MATERIALE PRESENTATO -
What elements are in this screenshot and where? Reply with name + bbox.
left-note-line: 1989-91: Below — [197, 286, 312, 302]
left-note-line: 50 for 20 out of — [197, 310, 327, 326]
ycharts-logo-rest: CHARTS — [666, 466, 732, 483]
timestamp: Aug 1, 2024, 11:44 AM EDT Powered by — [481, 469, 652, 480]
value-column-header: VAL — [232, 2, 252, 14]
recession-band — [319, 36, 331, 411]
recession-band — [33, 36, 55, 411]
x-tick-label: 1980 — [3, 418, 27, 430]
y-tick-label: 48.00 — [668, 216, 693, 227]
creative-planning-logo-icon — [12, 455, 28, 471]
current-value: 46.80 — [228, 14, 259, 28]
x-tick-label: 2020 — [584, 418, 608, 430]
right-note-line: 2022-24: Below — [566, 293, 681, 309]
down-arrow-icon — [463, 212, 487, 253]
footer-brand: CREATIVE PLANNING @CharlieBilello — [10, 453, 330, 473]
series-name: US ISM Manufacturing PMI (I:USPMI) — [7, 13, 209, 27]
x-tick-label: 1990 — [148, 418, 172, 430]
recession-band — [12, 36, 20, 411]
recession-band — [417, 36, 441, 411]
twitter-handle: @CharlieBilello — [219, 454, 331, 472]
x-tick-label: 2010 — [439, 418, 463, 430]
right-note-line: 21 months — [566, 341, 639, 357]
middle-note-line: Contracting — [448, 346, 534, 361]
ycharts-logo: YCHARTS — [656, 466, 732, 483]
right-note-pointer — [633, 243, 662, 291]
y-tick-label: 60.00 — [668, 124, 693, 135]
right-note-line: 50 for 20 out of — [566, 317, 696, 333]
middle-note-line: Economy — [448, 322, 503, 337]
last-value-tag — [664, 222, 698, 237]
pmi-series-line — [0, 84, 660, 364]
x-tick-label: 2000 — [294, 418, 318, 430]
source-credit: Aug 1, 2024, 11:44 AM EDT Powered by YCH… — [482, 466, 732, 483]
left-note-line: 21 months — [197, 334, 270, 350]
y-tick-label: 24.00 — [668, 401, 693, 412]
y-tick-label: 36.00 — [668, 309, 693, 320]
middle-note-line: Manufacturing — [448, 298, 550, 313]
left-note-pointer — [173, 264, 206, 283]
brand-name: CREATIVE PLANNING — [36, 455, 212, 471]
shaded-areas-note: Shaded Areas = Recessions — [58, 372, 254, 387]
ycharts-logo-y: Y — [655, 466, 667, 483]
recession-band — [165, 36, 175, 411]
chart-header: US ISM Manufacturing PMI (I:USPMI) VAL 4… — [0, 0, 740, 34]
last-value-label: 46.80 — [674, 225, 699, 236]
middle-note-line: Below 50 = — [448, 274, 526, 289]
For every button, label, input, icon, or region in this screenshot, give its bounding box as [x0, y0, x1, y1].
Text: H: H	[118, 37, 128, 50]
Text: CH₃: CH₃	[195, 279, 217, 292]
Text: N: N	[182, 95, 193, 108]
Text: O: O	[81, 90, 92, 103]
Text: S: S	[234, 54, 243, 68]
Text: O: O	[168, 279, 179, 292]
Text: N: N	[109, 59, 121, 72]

COSA SI CHIEDE -
Riporta parola per parola tutte le righe dei record, senza tralasciarne nessuna.

SOLUZIONE -
What elements are in this screenshot and where? Reply with name + bbox.
left-note-line: 1989-91: Below — [197, 286, 312, 302]
left-note-line: 50 for 20 out of — [197, 310, 327, 326]
ycharts-logo-rest: CHARTS — [666, 466, 732, 483]
timestamp: Aug 1, 2024, 11:44 AM EDT Powered by — [481, 469, 652, 480]
value-column-header: VAL — [232, 2, 252, 14]
recession-band — [319, 36, 331, 411]
recession-band — [33, 36, 55, 411]
x-tick-label: 1980 — [3, 418, 27, 430]
y-tick-label: 48.00 — [668, 216, 693, 227]
creative-planning-logo-icon — [12, 455, 28, 471]
current-value: 46.80 — [228, 14, 259, 28]
x-tick-label: 2020 — [584, 418, 608, 430]
right-note-line: 2022-24: Below — [566, 293, 681, 309]
down-arrow-icon — [463, 212, 487, 253]
footer-brand: CREATIVE PLANNING @CharlieBilello — [10, 453, 330, 473]
series-name: US ISM Manufacturing PMI (I:USPMI) — [7, 13, 209, 27]
x-tick-label: 1990 — [148, 418, 172, 430]
recession-band — [12, 36, 20, 411]
recession-band — [417, 36, 441, 411]
twitter-handle: @CharlieBilello — [219, 454, 331, 472]
x-tick-label: 2010 — [439, 418, 463, 430]
right-note-line: 21 months — [566, 341, 639, 357]
middle-note-line: Contracting — [448, 346, 534, 361]
ycharts-logo: YCHARTS — [656, 466, 732, 483]
right-note-pointer — [633, 243, 662, 291]
y-tick-label: 60.00 — [668, 124, 693, 135]
right-note-line: 50 for 20 out of — [566, 317, 696, 333]
middle-note-line: Economy — [448, 322, 503, 337]
last-value-tag — [664, 222, 698, 237]
pmi-series-line — [0, 84, 660, 364]
x-tick-label: 2000 — [294, 418, 318, 430]
source-credit: Aug 1, 2024, 11:44 AM EDT Powered by YCH… — [482, 466, 732, 483]
left-note-line: 21 months — [197, 334, 270, 350]
y-tick-label: 24.00 — [668, 401, 693, 412]
y-tick-label: 36.00 — [668, 309, 693, 320]
middle-note-line: Manufacturing — [448, 298, 550, 313]
left-note-pointer — [173, 264, 206, 283]
brand-name: CREATIVE PLANNING — [36, 455, 212, 471]
shaded-areas-note: Shaded Areas = Recessions — [58, 372, 254, 387]
ycharts-logo-y: Y — [655, 466, 667, 483]
recession-band — [165, 36, 175, 411]
chart-header: US ISM Manufacturing PMI (I:USPMI) VAL 4… — [0, 0, 740, 34]
last-value-label: 46.80 — [674, 225, 699, 236]
middle-note-line: Below 50 = — [448, 274, 526, 289]
For every button, label, input, icon, or region in this screenshot, give its bounding box as [x0, y0, x1, y1].
Text: H: H	[118, 37, 128, 50]
Text: CH₃: CH₃	[195, 279, 217, 292]
Text: N: N	[182, 95, 193, 108]
Text: O: O	[81, 90, 92, 103]
Text: S: S	[234, 54, 243, 68]
Text: O: O	[168, 279, 179, 292]
Text: N: N	[109, 59, 121, 72]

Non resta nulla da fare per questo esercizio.